### Task goal:
Omit all pictures. Quote only the lines from the one with "What does this" through the end of the material below.

### Supplied entries:

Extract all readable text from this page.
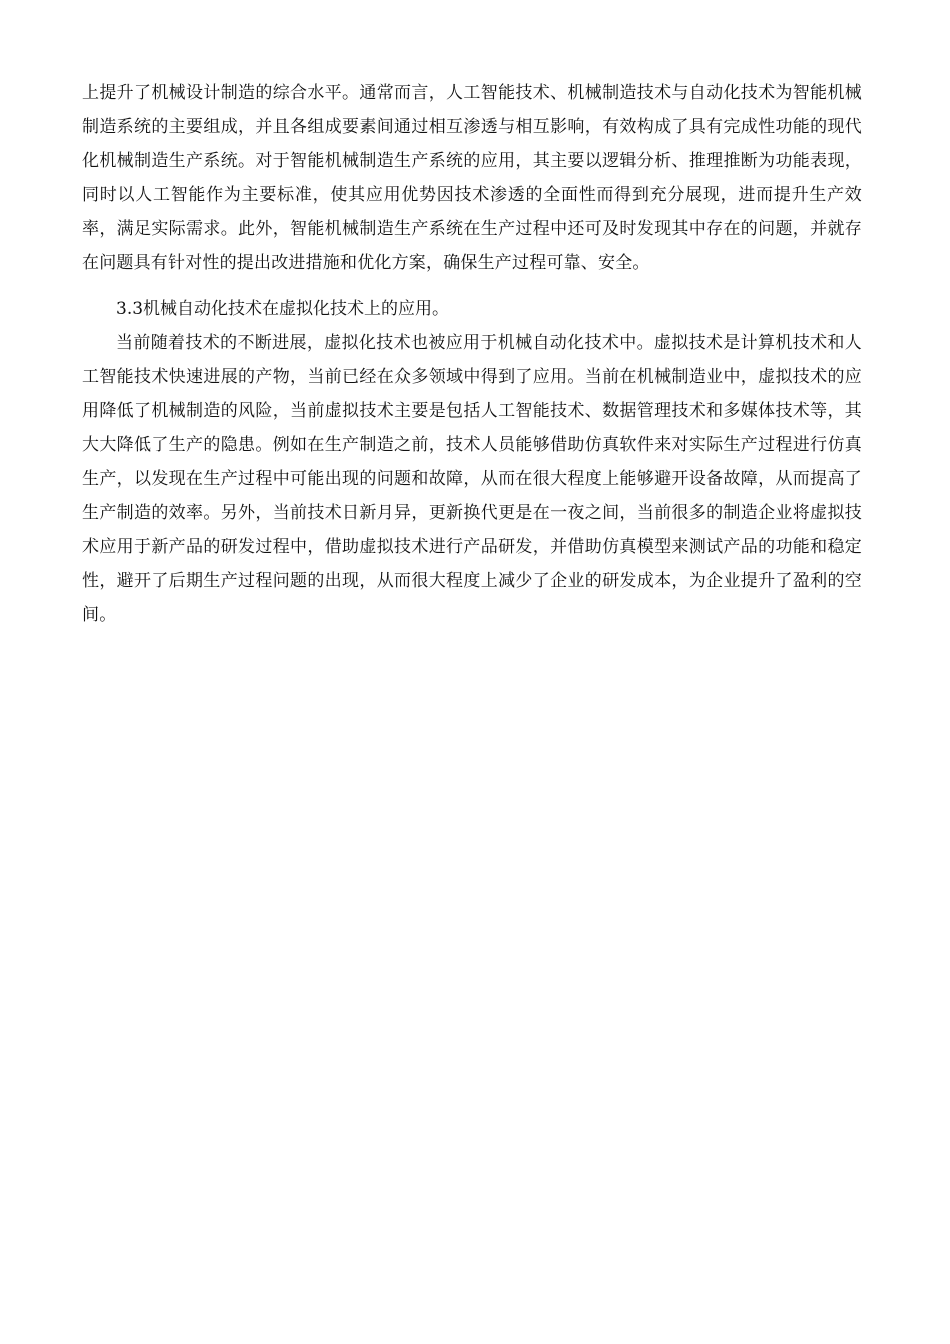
上提升了机械设计制造的综合水平。通常而言，人工智能技术、机械制造技术与自动化技术为智能机械制造系统的主要组成，并且各组成要素间通过相互渗透与相互影响，有效构成了具有完成性功能的现代化机械制造生产系统。对于智能机械制造生产系统的应用，其主要以逻辑分析、推理推断为功能表现，同时以人工智能作为主要标准，使其应用优势因技术渗透的全面性而得到充分展现，进而提升生产效率，满足实际需求。此外，智能机械制造生产系统在生产过程中还可及时发现其中存在的问题，并就存在问题具有针对性的提出改进措施和优化方案，确保生产过程可靠、安全。

3.3机械自动化技术在虚拟化技术上的应用。

当前随着技术的不断进展，虚拟化技术也被应用于机械自动化技术中。虚拟技术是计算机技术和人工智能技术快速进展的产物，当前已经在众多领域中得到了应用。当前在机械制造业中，虚拟技术的应用降低了机械制造的风险，当前虚拟技术主要是包括人工智能技术、数据管理技术和多媒体技术等，其大大降低了生产的隐患。例如在生产制造之前，技术人员能够借助仿真软件来对实际生产过程进行仿真生产，以发现在生产过程中可能出现的问题和故障，从而在很大程度上能够避开设备故障，从而提高了生产制造的效率。另外，当前技术日新月异，更新换代更是在一夜之间，当前很多的制造企业将虚拟技术应用于新产品的研发过程中，借助虚拟技术进行产品研发，并借助仿真模型来测试产品的功能和稳定性，避开了后期生产过程问题的出现，从而很大程度上减少了企业的研发成本，为企业提升了盈利的空间。
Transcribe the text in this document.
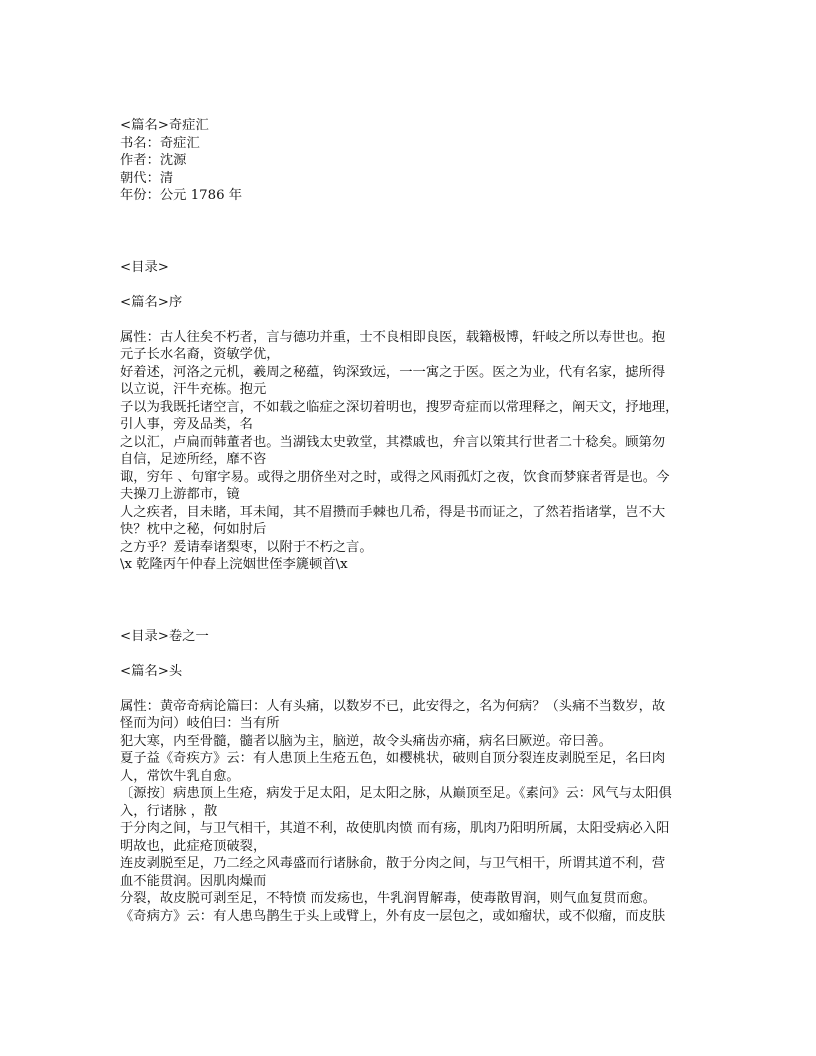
<篇名>奇症汇
书名：奇症汇
作者：沈源
朝代：清
年份：公元 1786 年
<目录>
<篇名>序
属性：古人往矣不朽者，言与德功并重，士不良相即良医，载籍极博，轩岐之所以寿世也。抱
元子长水名裔，资敏学优，
好着述，河洛之元机，羲周之秘蕴，钩深致远，一一寓之于医。医之为业，代有名家，摅所得
以立说，汗牛充栋。抱元
子以为我既托诸空言，不如载之临症之深切着明也，搜罗奇症而以常理释之，阐天文，抒地理，
引人事，旁及品类，名
之以汇，卢扁而韩董者也。当湖钱太史敦堂，其襟戚也，弁言以策其行世者二十稔矣。顾第勿
自信，足迹所经，靡不咨
诹，穷年 、句窜字易。或得之朋侪坐对之时，或得之风雨孤灯之夜，饮食而梦寐者胥是也。今
夫操刀上游都市，镜
人之疾者，目未睹，耳未闻，其不眉攒而手棘也几希，得是书而证之，了然若指诸掌，岂不大
快？枕中之秘，何如肘后
之方乎？爰请奉诸梨枣，以附于不朽之言。
\x 乾隆丙午仲春上浣姻世侄李篪顿首\x
<目录>卷之一
<篇名>头
属性：黄帝奇病论篇曰：人有头痛，以数岁不已，此安得之，名为何病？（头痛不当数岁，故
怪而为问）岐伯曰：当有所
犯大寒，内至骨髓，髓者以脑为主，脑逆，故令头痛齿亦痛，病名曰厥逆。帝曰善。
夏子益《奇疾方》云：有人患顶上生疮五色，如樱桃状，破则自顶分裂连皮剥脱至足，名曰肉
人，常饮牛乳自愈。
〔源按〕病患顶上生疮，病发于足太阳，足太阳之脉，从巅顶至足。《素问》云：风气与太阳俱
入，行诸脉 ，散
于分肉之间，与卫气相干，其道不利，故使肌肉愤 而有疡，肌肉乃阳明所属，太阳受病必入阳
明故也，此症疮顶破裂，
连皮剥脱至足，乃二经之风毒盛而行诸脉俞，散于分肉之间，与卫气相干，所谓其道不利，营
血不能贯润。因肌肉燥而
分裂，故皮脱可剥至足，不特愤 而发疡也，牛乳润胃解毒，使毒散胃润，则气血复贯而愈。
《奇病方》云：有人患鸟鹊生于头上或臂上，外有皮一层包之，或如瘤状，或不似瘤，而皮肤
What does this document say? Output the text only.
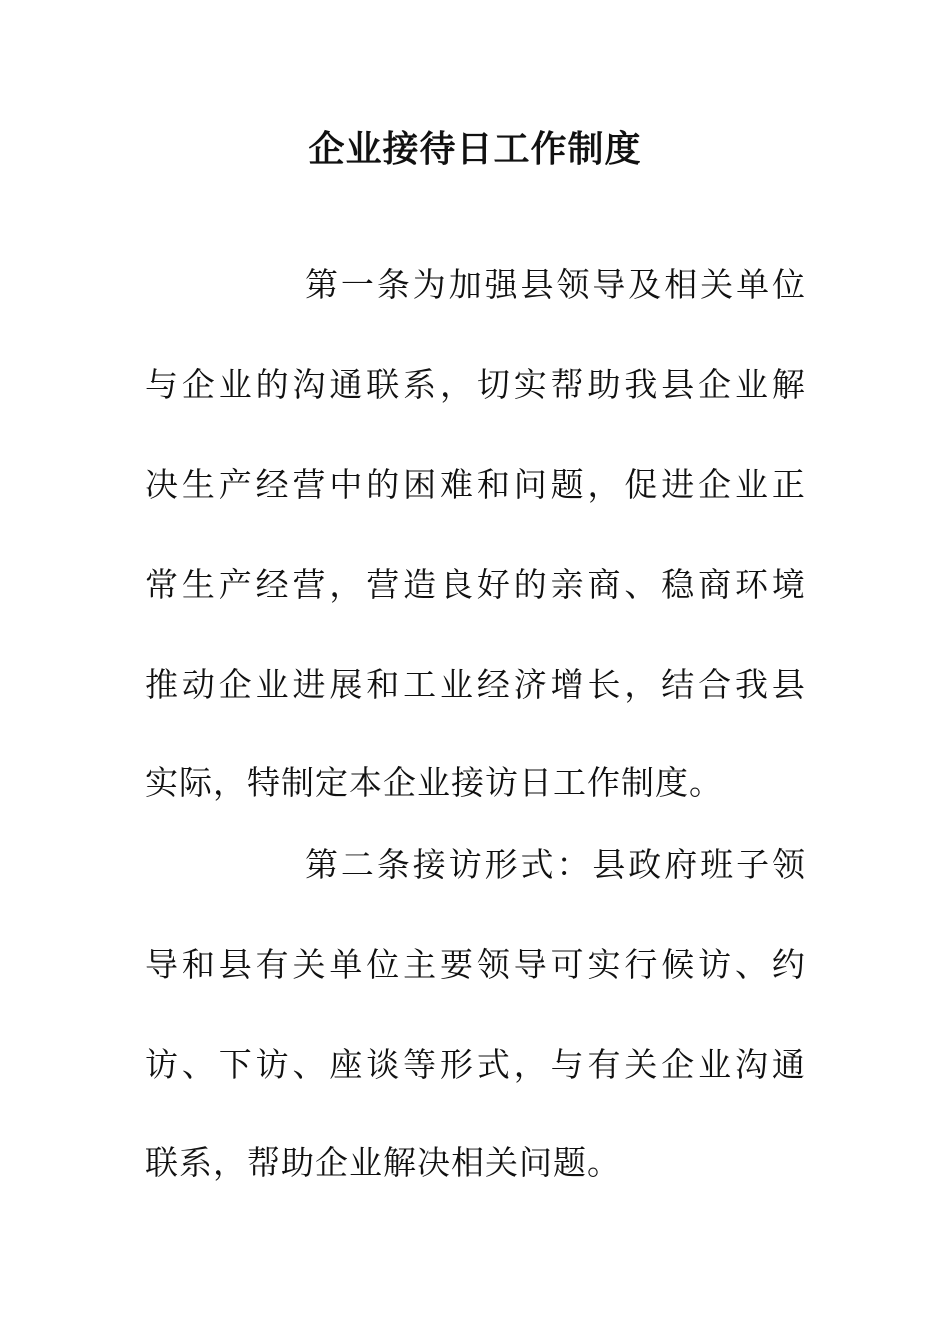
企业接待日工作制度

第 一 条 为 加 强 县 领 导 及 相 关 单 位

与 企 业 的 沟 通 联 系 ， 切 实 帮 助 我 县 企 业 解

决 生 产 经 营 中 的 困 难 和 问 题 ， 促 进 企 业 正

常 生 产 经 营 ， 营 造 良 好 的 亲 商 、 稳 商 环 境

推 动 企 业 进 展 和 工 业 经 济 增 长 ， 结 合 我 县

实际，特制定本企业接访日工作制度。

第 二 条 接 访 形 式 ： 县 政 府 班 子 领

导 和 县 有 关 单 位 主 要 领 导 可 实 行 候 访 、 约

访 、 下 访 、 座 谈 等 形 式 ， 与 有 关 企 业 沟 通

联系，帮助企业解决相关问题。
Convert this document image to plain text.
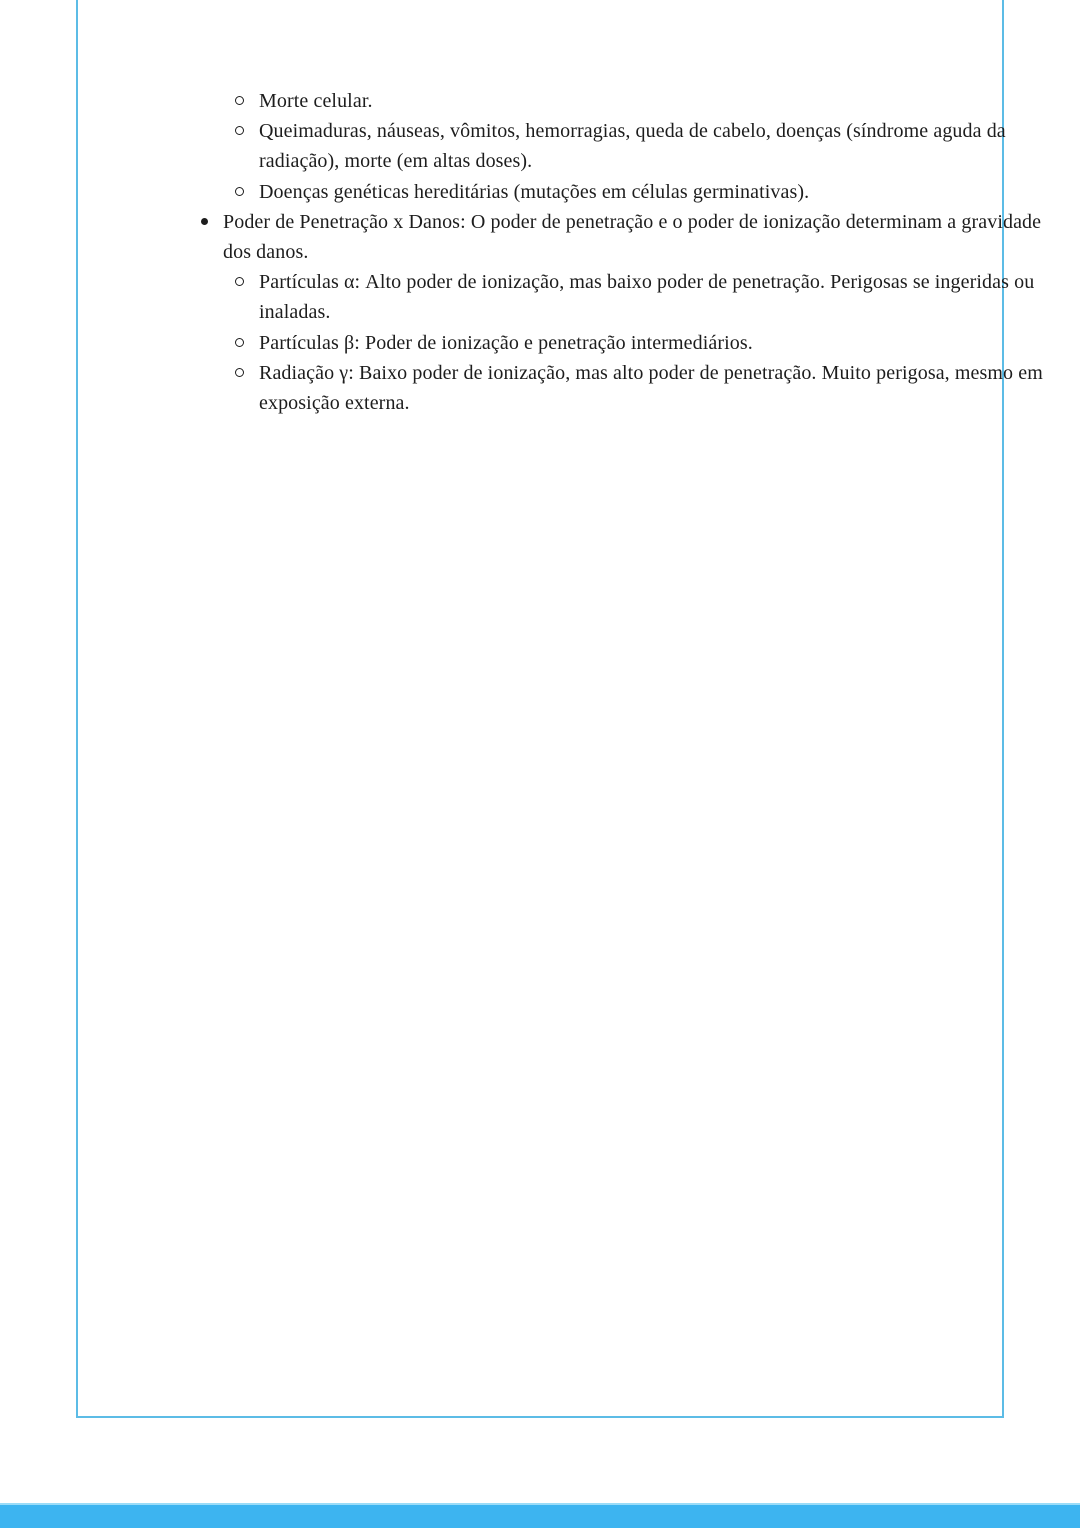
Morte celular.
Queimaduras, náuseas, vômitos, hemorragias, queda de cabelo, doenças (síndrome aguda da radiação), morte (em altas doses).
Doenças genéticas hereditárias (mutações em células germinativas).
Poder de Penetração x Danos: O poder de penetração e o poder de ionização determinam a gravidade dos danos.
Partículas α: Alto poder de ionização, mas baixo poder de penetração. Perigosas se ingeridas ou inaladas.
Partículas β: Poder de ionização e penetração intermediários.
Radiação γ: Baixo poder de ionização, mas alto poder de penetração. Muito perigosa, mesmo em exposição externa.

### Answer to the task:
What does this document say? Output the text only.
企业接待日工作制度

第 一 条 为 加 强 县 领 导 及 相 关 单 位

与 企 业 的 沟 通 联 系 ， 切 实 帮 助 我 县 企 业 解

决 生 产 经 营 中 的 困 难 和 问 题 ， 促 进 企 业 正

常 生 产 经 营 ， 营 造 良 好 的 亲 商 、 稳 商 环 境

推 动 企 业 进 展 和 工 业 经 济 增 长 ， 结 合 我 县

实际，特制定本企业接访日工作制度。

第 二 条 接 访 形 式 ： 县 政 府 班 子 领

导 和 县 有 关 单 位 主 要 领 导 可 实 行 候 访 、 约

访 、 下 访 、 座 谈 等 形 式 ， 与 有 关 企 业 沟 通

联系，帮助企业解决相关问题。
Convert this document image to plain text.
Morte celular.
Queimaduras, náuseas, vômitos, hemorragias, queda de cabelo, doenças (síndrome aguda da radiação), morte (em altas doses).
Doenças genéticas hereditárias (mutações em células germinativas).
Poder de Penetração x Danos: O poder de penetração e o poder de ionização determinam a gravidade dos danos.
Partículas α: Alto poder de ionização, mas baixo poder de penetração. Perigosas se ingeridas ou inaladas.
Partículas β: Poder de ionização e penetração intermediários.
Radiação γ: Baixo poder de ionização, mas alto poder de penetração. Muito perigosa, mesmo em exposição externa.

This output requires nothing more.